Records excerpted from a collection:
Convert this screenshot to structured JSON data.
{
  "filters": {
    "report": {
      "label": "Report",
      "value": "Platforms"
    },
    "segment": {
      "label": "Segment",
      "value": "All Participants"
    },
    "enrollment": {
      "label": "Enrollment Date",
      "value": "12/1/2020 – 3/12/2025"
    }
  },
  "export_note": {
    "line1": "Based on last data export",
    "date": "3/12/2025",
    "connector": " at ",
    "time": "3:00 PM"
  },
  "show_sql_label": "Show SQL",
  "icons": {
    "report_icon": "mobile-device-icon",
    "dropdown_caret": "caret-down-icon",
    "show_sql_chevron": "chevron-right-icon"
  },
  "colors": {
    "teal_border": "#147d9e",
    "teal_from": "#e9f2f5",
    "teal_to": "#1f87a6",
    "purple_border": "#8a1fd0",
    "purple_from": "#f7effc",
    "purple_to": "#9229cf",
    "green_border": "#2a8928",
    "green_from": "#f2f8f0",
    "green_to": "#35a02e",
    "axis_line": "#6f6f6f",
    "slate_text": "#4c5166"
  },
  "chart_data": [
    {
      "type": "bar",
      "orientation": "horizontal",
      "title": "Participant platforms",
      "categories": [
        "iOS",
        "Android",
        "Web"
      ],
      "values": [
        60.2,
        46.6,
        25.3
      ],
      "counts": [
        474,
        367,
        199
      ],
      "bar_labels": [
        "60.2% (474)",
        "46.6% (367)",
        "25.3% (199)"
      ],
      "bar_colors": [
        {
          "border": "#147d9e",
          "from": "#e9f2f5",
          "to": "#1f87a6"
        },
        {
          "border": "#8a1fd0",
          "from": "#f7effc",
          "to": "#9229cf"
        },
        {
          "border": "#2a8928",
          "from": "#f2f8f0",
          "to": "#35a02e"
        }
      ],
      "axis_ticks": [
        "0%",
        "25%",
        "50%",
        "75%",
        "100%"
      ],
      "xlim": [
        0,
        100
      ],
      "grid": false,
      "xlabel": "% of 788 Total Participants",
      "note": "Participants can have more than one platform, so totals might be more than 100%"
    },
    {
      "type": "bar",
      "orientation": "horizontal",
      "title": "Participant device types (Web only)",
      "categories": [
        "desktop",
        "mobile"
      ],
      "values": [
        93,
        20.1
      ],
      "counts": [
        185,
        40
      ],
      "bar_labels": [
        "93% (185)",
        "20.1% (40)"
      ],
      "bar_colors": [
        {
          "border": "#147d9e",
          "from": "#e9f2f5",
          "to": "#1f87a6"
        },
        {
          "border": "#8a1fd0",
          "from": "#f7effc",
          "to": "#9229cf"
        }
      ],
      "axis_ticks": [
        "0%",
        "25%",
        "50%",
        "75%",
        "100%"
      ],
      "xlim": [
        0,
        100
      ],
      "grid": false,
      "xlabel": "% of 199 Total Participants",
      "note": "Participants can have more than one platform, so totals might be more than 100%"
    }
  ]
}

== Request ==
Exactly reproduce every line of the data above.

== Answer to this problem ==
Convert this screenshot to structured JSON data.
{
  "filters": {
    "report": {
      "label": "Report",
      "value": "Platforms"
    },
    "segment": {
      "label": "Segment",
      "value": "All Participants"
    },
    "enrollment": {
      "label": "Enrollment Date",
      "value": "12/1/2020 – 3/12/2025"
    }
  },
  "export_note": {
    "line1": "Based on last data export",
    "date": "3/12/2025",
    "connector": " at ",
    "time": "3:00 PM"
  },
  "show_sql_label": "Show SQL",
  "icons": {
    "report_icon": "mobile-device-icon",
    "dropdown_caret": "caret-down-icon",
    "show_sql_chevron": "chevron-right-icon"
  },
  "colors": {
    "teal_border": "#147d9e",
    "teal_from": "#e9f2f5",
    "teal_to": "#1f87a6",
    "purple_border": "#8a1fd0",
    "purple_from": "#f7effc",
    "purple_to": "#9229cf",
    "green_border": "#2a8928",
    "green_from": "#f2f8f0",
    "green_to": "#35a02e",
    "axis_line": "#6f6f6f",
    "slate_text": "#4c5166"
  },
  "chart_data": [
    {
      "type": "bar",
      "orientation": "horizontal",
      "title": "Participant platforms",
      "categories": [
        "iOS",
        "Android",
        "Web"
      ],
      "values": [
        60.2,
        46.6,
        25.3
      ],
      "counts": [
        474,
        367,
        199
      ],
      "bar_labels": [
        "60.2% (474)",
        "46.6% (367)",
        "25.3% (199)"
      ],
      "bar_colors": [
        {
          "border": "#147d9e",
          "from": "#e9f2f5",
          "to": "#1f87a6"
        },
        {
          "border": "#8a1fd0",
          "from": "#f7effc",
          "to": "#9229cf"
        },
        {
          "border": "#2a8928",
          "from": "#f2f8f0",
          "to": "#35a02e"
        }
      ],
      "axis_ticks": [
        "0%",
        "25%",
        "50%",
        "75%",
        "100%"
      ],
      "xlim": [
        0,
        100
      ],
      "grid": false,
      "xlabel": "% of 788 Total Participants",
      "note": "Participants can have more than one platform, so totals might be more than 100%"
    },
    {
      "type": "bar",
      "orientation": "horizontal",
      "title": "Participant device types (Web only)",
      "categories": [
        "desktop",
        "mobile"
      ],
      "values": [
        93,
        20.1
      ],
      "counts": [
        185,
        40
      ],
      "bar_labels": [
        "93% (185)",
        "20.1% (40)"
      ],
      "bar_colors": [
        {
          "border": "#147d9e",
          "from": "#e9f2f5",
          "to": "#1f87a6"
        },
        {
          "border": "#8a1fd0",
          "from": "#f7effc",
          "to": "#9229cf"
        }
      ],
      "axis_ticks": [
        "0%",
        "25%",
        "50%",
        "75%",
        "100%"
      ],
      "xlim": [
        0,
        100
      ],
      "grid": false,
      "xlabel": "% of 199 Total Participants",
      "note": "Participants can have more than one platform, so totals might be more than 100%"
    }
  ]
}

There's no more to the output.